• _Material_
────────

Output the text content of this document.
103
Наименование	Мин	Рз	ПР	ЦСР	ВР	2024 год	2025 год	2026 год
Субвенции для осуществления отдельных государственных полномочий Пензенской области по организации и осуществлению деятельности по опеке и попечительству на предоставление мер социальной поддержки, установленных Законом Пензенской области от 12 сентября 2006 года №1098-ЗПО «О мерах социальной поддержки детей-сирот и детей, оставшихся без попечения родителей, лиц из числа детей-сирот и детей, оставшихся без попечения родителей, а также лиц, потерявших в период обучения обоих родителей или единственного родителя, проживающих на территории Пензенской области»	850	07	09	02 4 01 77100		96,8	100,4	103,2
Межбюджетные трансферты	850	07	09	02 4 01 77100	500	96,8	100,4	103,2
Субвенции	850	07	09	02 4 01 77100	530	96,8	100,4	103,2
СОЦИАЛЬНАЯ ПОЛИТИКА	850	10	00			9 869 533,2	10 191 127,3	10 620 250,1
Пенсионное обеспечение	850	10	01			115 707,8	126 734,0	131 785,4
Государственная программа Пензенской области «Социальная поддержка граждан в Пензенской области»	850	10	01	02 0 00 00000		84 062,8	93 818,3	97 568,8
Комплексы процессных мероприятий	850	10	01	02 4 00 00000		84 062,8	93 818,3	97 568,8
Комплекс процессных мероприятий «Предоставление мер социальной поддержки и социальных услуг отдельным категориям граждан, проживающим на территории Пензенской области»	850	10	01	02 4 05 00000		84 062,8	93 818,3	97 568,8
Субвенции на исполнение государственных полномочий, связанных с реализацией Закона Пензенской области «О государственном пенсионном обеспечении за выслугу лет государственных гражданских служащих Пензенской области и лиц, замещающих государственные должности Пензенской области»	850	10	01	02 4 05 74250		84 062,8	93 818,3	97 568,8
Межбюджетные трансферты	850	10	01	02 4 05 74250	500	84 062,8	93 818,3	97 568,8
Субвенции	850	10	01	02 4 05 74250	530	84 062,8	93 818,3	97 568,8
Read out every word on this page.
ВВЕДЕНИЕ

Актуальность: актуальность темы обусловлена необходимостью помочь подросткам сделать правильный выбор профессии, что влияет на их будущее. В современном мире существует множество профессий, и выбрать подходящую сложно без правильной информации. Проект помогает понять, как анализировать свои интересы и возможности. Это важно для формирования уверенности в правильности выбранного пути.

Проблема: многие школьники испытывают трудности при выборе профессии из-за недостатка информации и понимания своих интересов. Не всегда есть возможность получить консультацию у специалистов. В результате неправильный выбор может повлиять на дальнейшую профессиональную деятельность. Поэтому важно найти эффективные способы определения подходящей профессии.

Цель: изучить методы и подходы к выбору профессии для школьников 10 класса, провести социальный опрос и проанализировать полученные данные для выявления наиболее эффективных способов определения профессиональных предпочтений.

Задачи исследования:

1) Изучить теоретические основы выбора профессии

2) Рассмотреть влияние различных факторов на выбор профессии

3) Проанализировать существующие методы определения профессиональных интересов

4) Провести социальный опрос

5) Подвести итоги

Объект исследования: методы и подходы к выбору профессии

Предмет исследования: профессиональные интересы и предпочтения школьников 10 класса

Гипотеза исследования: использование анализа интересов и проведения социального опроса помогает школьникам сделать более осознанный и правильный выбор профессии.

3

────────

• _Short task_
Provide an exact reproduction of all the entries shown above.

• _Correct result_
Output the text content of this document.
103
Наименование	Мин	Рз	ПР	ЦСР	ВР	2024 год	2025 год	2026 год
Субвенции для осуществления отдельных государственных полномочий Пензенской области по организации и осуществлению деятельности по опеке и попечительству на предоставление мер социальной поддержки, установленных Законом Пензенской области от 12 сентября 2006 года №1098-ЗПО «О мерах социальной поддержки детей-сирот и детей, оставшихся без попечения родителей, лиц из числа детей-сирот и детей, оставшихся без попечения родителей, а также лиц, потерявших в период обучения обоих родителей или единственного родителя, проживающих на территории Пензенской области»	850	07	09	02 4 01 77100		96,8	100,4	103,2
Межбюджетные трансферты	850	07	09	02 4 01 77100	500	96,8	100,4	103,2
Субвенции	850	07	09	02 4 01 77100	530	96,8	100,4	103,2
СОЦИАЛЬНАЯ ПОЛИТИКА	850	10	00			9 869 533,2	10 191 127,3	10 620 250,1
Пенсионное обеспечение	850	10	01			115 707,8	126 734,0	131 785,4
Государственная программа Пензенской области «Социальная поддержка граждан в Пензенской области»	850	10	01	02 0 00 00000		84 062,8	93 818,3	97 568,8
Комплексы процессных мероприятий	850	10	01	02 4 00 00000		84 062,8	93 818,3	97 568,8
Комплекс процессных мероприятий «Предоставление мер социальной поддержки и социальных услуг отдельным категориям граждан, проживающим на территории Пензенской области»	850	10	01	02 4 05 00000		84 062,8	93 818,3	97 568,8
Субвенции на исполнение государственных полномочий, связанных с реализацией Закона Пензенской области «О государственном пенсионном обеспечении за выслугу лет государственных гражданских служащих Пензенской области и лиц, замещающих государственные должности Пензенской области»	850	10	01	02 4 05 74250		84 062,8	93 818,3	97 568,8
Межбюджетные трансферты	850	10	01	02 4 05 74250	500	84 062,8	93 818,3	97 568,8
Субвенции	850	10	01	02 4 05 74250	530	84 062,8	93 818,3	97 568,8
Read out every word on this page.
ВВЕДЕНИЕ

Актуальность: актуальность темы обусловлена необходимостью помочь подросткам сделать правильный выбор профессии, что влияет на их будущее. В современном мире существует множество профессий, и выбрать подходящую сложно без правильной информации. Проект помогает понять, как анализировать свои интересы и возможности. Это важно для формирования уверенности в правильности выбранного пути.

Проблема: многие школьники испытывают трудности при выборе профессии из-за недостатка информации и понимания своих интересов. Не всегда есть возможность получить консультацию у специалистов. В результате неправильный выбор может повлиять на дальнейшую профессиональную деятельность. Поэтому важно найти эффективные способы определения подходящей профессии.

Цель: изучить методы и подходы к выбору профессии для школьников 10 класса, провести социальный опрос и проанализировать полученные данные для выявления наиболее эффективных способов определения профессиональных предпочтений.

Задачи исследования:

1) Изучить теоретические основы выбора профессии

2) Рассмотреть влияние различных факторов на выбор профессии

3) Проанализировать существующие методы определения профессиональных интересов

4) Провести социальный опрос

5) Подвести итоги

Объект исследования: методы и подходы к выбору профессии

Предмет исследования: профессиональные интересы и предпочтения школьников 10 класса

Гипотеза исследования: использование анализа интересов и проведения социального опроса помогает школьникам сделать более осознанный и правильный выбор профессии.

3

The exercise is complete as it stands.